## Written request
In the listing below, identify each line with the word "Home" and return those lines.

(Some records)
+++++
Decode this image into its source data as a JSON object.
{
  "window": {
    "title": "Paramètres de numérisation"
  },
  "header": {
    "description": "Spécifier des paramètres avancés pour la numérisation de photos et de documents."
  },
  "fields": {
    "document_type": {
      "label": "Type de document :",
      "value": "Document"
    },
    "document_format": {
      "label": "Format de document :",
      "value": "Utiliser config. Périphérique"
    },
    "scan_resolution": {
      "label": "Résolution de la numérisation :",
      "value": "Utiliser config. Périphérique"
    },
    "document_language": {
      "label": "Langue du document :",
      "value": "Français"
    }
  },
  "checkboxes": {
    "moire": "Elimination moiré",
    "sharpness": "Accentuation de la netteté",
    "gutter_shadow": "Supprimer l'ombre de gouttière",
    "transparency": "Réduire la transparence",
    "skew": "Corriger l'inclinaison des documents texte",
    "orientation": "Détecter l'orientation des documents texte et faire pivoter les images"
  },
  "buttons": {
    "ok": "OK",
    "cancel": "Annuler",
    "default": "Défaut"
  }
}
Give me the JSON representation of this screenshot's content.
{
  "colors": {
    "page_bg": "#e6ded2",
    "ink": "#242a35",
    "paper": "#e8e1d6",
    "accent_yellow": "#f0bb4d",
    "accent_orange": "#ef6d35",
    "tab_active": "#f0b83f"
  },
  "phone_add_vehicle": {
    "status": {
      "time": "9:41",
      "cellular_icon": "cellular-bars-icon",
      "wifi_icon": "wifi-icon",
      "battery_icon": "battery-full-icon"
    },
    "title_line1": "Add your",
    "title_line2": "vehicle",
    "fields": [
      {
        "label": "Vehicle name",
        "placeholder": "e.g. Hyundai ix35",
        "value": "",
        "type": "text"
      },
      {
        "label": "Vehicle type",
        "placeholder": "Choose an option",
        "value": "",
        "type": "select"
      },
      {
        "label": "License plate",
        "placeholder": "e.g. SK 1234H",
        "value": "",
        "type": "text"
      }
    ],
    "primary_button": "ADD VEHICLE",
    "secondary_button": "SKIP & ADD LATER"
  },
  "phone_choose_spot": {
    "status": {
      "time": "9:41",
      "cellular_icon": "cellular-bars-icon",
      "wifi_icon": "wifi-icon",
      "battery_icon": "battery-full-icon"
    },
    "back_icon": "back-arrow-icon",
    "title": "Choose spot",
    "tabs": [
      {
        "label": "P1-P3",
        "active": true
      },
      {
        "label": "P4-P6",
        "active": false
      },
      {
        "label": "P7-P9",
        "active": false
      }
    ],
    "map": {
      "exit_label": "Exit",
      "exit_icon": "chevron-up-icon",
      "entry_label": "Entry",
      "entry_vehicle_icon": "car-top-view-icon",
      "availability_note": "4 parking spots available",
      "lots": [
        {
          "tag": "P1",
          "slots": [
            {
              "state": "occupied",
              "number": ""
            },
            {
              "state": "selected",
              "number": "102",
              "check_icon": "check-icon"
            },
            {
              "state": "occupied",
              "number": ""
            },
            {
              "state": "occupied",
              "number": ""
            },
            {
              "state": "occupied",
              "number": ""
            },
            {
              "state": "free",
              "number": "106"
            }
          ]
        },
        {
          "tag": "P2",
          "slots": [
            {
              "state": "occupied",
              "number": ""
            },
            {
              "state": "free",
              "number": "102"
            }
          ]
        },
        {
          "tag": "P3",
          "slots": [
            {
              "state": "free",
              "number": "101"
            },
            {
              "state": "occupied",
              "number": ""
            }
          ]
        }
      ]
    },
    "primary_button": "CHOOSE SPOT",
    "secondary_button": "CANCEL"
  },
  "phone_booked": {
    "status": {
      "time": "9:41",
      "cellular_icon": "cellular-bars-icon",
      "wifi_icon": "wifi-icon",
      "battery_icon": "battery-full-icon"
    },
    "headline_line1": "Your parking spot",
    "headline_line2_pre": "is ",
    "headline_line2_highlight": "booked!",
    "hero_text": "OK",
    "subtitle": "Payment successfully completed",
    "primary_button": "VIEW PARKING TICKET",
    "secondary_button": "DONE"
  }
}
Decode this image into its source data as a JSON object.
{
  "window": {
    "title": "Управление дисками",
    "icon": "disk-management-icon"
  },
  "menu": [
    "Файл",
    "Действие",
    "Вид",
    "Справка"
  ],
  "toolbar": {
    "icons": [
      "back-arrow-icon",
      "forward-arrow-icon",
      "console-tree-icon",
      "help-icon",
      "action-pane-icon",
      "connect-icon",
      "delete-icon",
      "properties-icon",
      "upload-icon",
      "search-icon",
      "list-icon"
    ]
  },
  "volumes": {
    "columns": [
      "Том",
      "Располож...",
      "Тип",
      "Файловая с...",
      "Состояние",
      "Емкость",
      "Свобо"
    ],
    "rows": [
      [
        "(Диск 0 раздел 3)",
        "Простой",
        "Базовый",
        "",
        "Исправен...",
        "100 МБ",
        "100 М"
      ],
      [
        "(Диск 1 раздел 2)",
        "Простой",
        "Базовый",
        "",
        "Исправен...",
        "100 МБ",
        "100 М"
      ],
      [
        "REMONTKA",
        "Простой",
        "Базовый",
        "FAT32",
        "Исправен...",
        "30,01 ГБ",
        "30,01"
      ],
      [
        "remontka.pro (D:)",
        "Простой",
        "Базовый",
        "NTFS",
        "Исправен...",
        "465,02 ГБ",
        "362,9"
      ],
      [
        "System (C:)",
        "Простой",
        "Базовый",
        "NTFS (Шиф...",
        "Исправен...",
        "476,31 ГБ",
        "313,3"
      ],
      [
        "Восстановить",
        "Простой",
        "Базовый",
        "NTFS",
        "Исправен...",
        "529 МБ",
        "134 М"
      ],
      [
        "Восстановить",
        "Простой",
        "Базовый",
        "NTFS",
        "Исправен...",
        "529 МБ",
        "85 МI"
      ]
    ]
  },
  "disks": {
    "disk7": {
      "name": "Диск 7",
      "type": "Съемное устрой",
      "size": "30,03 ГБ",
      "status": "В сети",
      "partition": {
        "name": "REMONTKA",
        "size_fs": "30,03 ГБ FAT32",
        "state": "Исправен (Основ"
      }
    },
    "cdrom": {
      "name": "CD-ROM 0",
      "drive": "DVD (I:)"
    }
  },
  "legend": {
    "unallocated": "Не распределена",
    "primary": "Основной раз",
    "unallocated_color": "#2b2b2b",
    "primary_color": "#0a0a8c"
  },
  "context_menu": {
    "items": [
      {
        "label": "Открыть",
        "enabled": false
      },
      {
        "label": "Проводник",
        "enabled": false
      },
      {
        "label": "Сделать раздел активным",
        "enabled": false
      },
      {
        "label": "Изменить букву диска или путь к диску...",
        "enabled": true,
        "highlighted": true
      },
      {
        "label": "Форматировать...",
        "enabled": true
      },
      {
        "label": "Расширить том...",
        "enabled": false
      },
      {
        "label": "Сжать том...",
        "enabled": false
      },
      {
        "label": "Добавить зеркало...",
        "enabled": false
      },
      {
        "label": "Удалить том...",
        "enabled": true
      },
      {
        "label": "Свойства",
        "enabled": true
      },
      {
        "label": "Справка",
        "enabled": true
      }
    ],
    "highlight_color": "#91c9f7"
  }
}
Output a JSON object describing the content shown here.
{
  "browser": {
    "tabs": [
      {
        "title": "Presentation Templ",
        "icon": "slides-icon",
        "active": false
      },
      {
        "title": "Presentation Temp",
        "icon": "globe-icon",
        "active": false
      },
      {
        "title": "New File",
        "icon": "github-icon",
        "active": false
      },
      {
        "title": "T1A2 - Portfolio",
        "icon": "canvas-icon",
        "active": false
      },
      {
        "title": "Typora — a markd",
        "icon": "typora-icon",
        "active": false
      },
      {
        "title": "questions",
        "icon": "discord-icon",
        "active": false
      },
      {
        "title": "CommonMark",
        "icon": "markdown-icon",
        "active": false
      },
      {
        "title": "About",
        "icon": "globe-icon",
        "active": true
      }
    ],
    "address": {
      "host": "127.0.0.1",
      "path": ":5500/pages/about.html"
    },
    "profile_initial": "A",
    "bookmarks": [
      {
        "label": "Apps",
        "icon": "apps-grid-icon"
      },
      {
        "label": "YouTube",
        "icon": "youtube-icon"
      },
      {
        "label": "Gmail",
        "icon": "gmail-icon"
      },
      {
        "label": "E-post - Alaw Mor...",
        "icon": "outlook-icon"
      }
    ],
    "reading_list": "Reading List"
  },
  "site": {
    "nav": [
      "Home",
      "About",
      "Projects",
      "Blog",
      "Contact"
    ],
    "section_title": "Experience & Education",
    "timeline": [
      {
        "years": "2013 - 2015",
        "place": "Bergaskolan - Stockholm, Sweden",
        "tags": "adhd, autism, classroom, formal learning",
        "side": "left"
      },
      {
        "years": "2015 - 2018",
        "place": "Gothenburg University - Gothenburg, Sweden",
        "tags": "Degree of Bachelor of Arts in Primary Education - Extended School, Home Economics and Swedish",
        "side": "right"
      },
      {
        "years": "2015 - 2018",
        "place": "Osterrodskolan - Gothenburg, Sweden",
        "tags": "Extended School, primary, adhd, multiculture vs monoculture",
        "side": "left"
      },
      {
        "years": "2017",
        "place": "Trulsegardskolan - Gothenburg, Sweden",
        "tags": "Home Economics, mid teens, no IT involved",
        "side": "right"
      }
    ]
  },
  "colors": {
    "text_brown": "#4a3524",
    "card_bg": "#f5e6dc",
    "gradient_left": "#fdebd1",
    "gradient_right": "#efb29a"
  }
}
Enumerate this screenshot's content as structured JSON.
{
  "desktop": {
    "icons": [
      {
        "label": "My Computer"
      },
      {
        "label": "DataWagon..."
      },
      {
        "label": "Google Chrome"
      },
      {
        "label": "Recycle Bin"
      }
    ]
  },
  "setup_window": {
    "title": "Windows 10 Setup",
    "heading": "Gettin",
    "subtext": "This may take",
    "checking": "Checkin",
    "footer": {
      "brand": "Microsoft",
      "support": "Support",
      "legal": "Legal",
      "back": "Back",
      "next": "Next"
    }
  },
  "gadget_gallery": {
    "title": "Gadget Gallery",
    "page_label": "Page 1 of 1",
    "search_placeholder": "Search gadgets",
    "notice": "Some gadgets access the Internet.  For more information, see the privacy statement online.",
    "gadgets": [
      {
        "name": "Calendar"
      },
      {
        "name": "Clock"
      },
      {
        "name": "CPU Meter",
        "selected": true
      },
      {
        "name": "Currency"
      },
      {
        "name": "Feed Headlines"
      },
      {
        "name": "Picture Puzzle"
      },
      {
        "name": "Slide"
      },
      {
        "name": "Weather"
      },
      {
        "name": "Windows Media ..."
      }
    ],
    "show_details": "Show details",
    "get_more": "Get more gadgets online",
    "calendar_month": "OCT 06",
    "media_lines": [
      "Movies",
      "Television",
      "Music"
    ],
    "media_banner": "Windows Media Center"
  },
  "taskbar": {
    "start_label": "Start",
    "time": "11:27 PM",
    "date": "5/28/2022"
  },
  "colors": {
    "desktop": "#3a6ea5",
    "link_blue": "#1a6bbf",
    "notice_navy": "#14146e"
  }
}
+++++
## Correct response
      "Home",
        "tags": "Degree of Bachelor of Arts in Primary Education - Extended School, Home Economics and Swedish",
        "tags": "Home Economics, mid teens, no IT involved",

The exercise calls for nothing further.